[Excerpts from a figure dataset]
▽
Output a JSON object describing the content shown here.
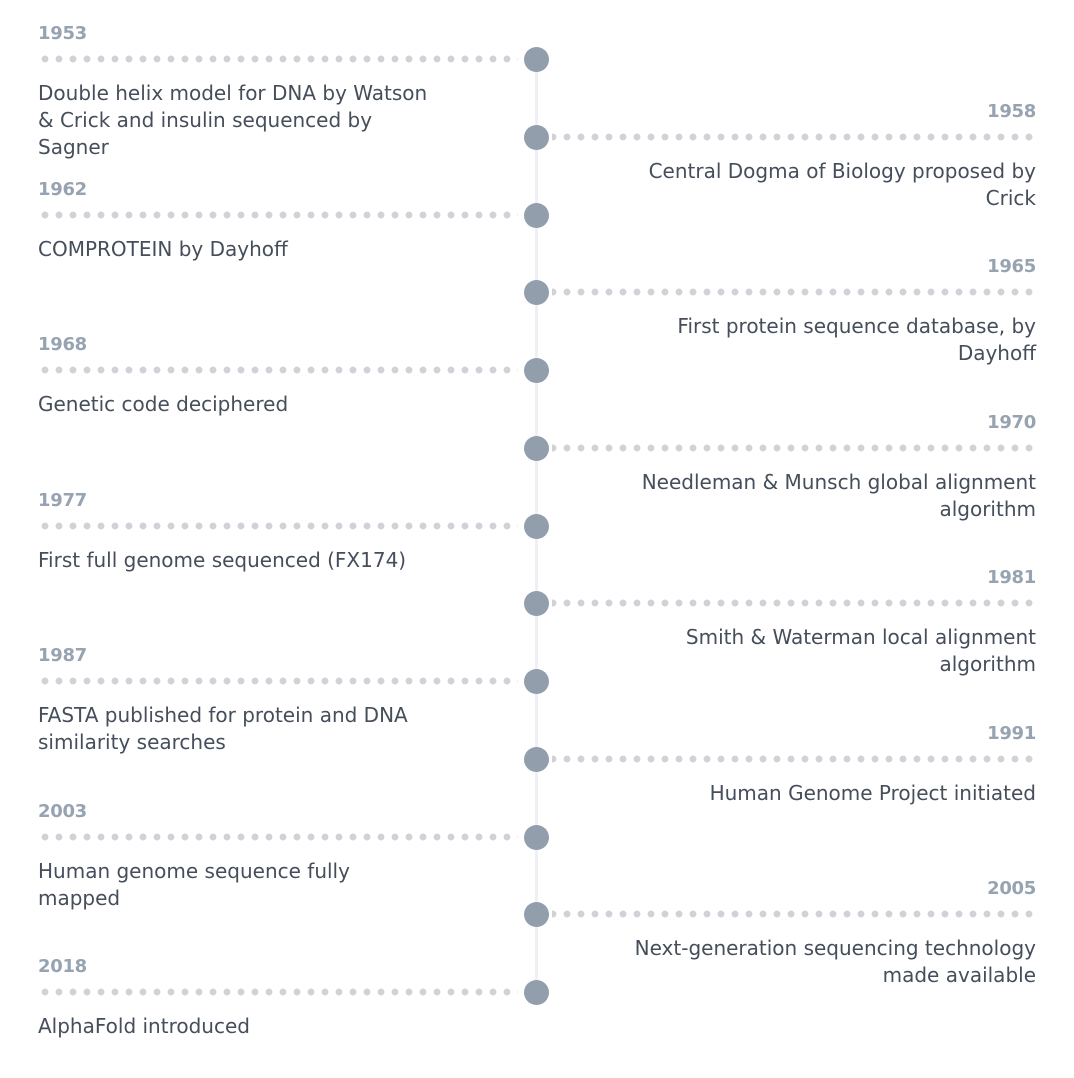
{
  "timeline": {
    "events": [
      {
        "year": "1953",
        "description": "Double helix model for DNA by Watson & Crick and insulin sequenced by Sagner"
      },
      {
        "year": "1958",
        "description": "Central Dogma of Biology proposed by Crick"
      },
      {
        "year": "1962",
        "description": "COMPROTEIN by Dayhoff"
      },
      {
        "year": "1965",
        "description": "First protein sequence database, by Dayhoff"
      },
      {
        "year": "1968",
        "description": "Genetic code deciphered"
      },
      {
        "year": "1970",
        "description": "Needleman & Munsch global alignment algorithm"
      },
      {
        "year": "1977",
        "description": "First full genome sequenced (FX174)"
      },
      {
        "year": "1981",
        "description": "Smith & Waterman local alignment algorithm"
      },
      {
        "year": "1987",
        "description": "FASTA published for protein and DNA similarity searches"
      },
      {
        "year": "1991",
        "description": "Human Genome Project initiated"
      },
      {
        "year": "2003",
        "description": "Human genome sequence fully mapped"
      },
      {
        "year": "2005",
        "description": "Next-generation sequencing technology made available"
      },
      {
        "year": "2018",
        "description": "AlphaFold introduced"
      }
    ]
  }
}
△
## What to produce
The entries above need an exact copy without their pictures.

## Exercise solution
Output a JSON object describing the content shown here.
{
  "timeline": {
    "events": [
      {
        "year": "1953",
        "description": "Double helix model for DNA by Watson & Crick and insulin sequenced by Sagner"
      },
      {
        "year": "1958",
        "description": "Central Dogma of Biology proposed by Crick"
      },
      {
        "year": "1962",
        "description": "COMPROTEIN by Dayhoff"
      },
      {
        "year": "1965",
        "description": "First protein sequence database, by Dayhoff"
      },
      {
        "year": "1968",
        "description": "Genetic code deciphered"
      },
      {
        "year": "1970",
        "description": "Needleman & Munsch global alignment algorithm"
      },
      {
        "year": "1977",
        "description": "First full genome sequenced (FX174)"
      },
      {
        "year": "1981",
        "description": "Smith & Waterman local alignment algorithm"
      },
      {
        "year": "1987",
        "description": "FASTA published for protein and DNA similarity searches"
      },
      {
        "year": "1991",
        "description": "Human Genome Project initiated"
      },
      {
        "year": "2003",
        "description": "Human genome sequence fully mapped"
      },
      {
        "year": "2005",
        "description": "Next-generation sequencing technology made available"
      },
      {
        "year": "2018",
        "description": "AlphaFold introduced"
      }
    ]
  }
}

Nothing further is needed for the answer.